** Text extract **
____________________
At the end of each day I phoned Greenville’s moose figures to Paul Fournier, the department’s media specialist. Throughout the week, Fournier produced a table with updated statewide moose numbers, and faxed it to newspapers. The table, showing columns of shot bulls, cows and yearlings, was printed on sports pages, adjacent to Major League Baseball playoff box scores.

Day 2 was predictably busier with approximately 100 moose inspected. Tuesday’s most memorable animal — a cow moose — arrived inside a Dodge Ramcharger. It had been shot late Monday afternoon north of Caucomgomoc Lake in Township 6 Range 15, Maine’s version of the outback. Just before sunset, a hired skidder operator lowered the animal onto the vehicle’s roof but stopped when it buckled. Somehow the cow was forced inside the vehicle through its rear door. Two flat tires convinced the exhausted hunter to spend the night in the woods.

On Tuesday morning, as the Dodge rolled into the check station, moose hooves sticking through an open window were the only visible animal parts. Rigor mortis had set in, and with it a sour odor. Opening the door, I was greeted by hundreds of winter ticks crawling on the hunter, seats and floorboards. The Mains Brothers — operators of the check station’s refrigerated meat trailers — refused to quarter the spoiled moose. As the hunter sped away, Warden Charlie Davis quipped, “There goes a canned moose well past its expiration date. What a shame.”

Day 3 produced several surprises. A Ford F-350 truck arrived pulling a trailer with a small Kubota tractor and a skinny yearling moose. Behind the Ford was a late 1970s Datsun pickup, its tires pancaked under the weight of a handsome 1,100-pound bull. I joked with both drivers that they should have traded moose. The comment wasn’t well received by occupants of the Ford. The hunting party, unsurprisingly, refused to weigh the yearling.

Inside the hangar, Datsun driver explained that the heavy moose had caused his vehicle to blow its radiator cap on Scammon Ridge. Thirty minutes after the engine block cooled, he refilled the radiator with brook water, capped it with duct tape, and limped into Greenville.
____________________
** Challenge A **
Translate this sentence from the moose check station account into Spanish: "Rigor mortis had set in, and with it a sour odor."
** Challenge B **
From the moose check station account, return word for word the stretch that starts at the words "Day 2 was predictably" and ends after "in the woods.".

** Source material **
____________________
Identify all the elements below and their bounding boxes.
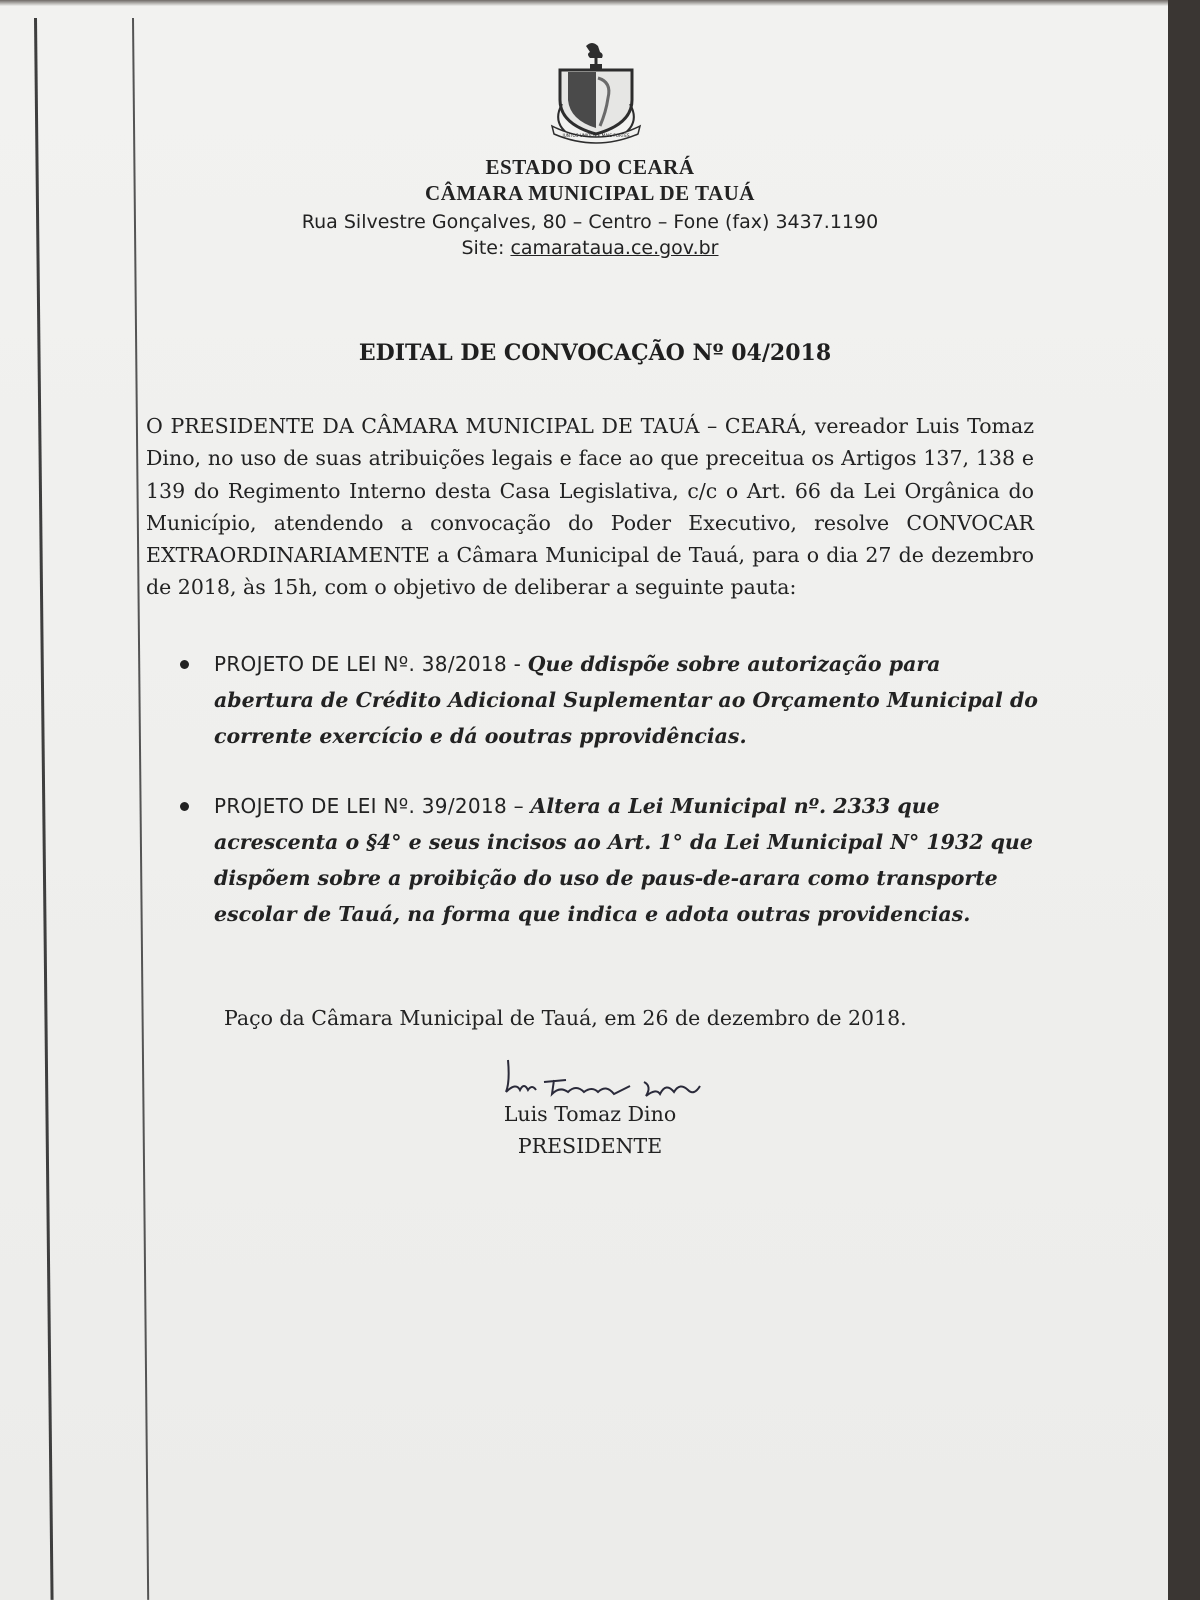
____________________
** Task result A **
Se había instalado el rigor mortis y, con él, un olor agrio.

** Task result B **
Day 2 was predictably busier with approximately 100 moose inspected. Tuesday’s most memorable animal — a cow moose — arrived inside a Dodge Ramcharger. It had been shot late Monday afternoon north of Caucomgomoc Lake in Township 6 Range 15, Maine’s version of the outback. Just before sunset, a hired skidder operator lowered the animal onto the vehicle’s roof but stopped when it buckled. Somehow the cow was forced inside the vehicle through its rear door. Two flat tires convinced the exhausted hunter to spend the night in the woods.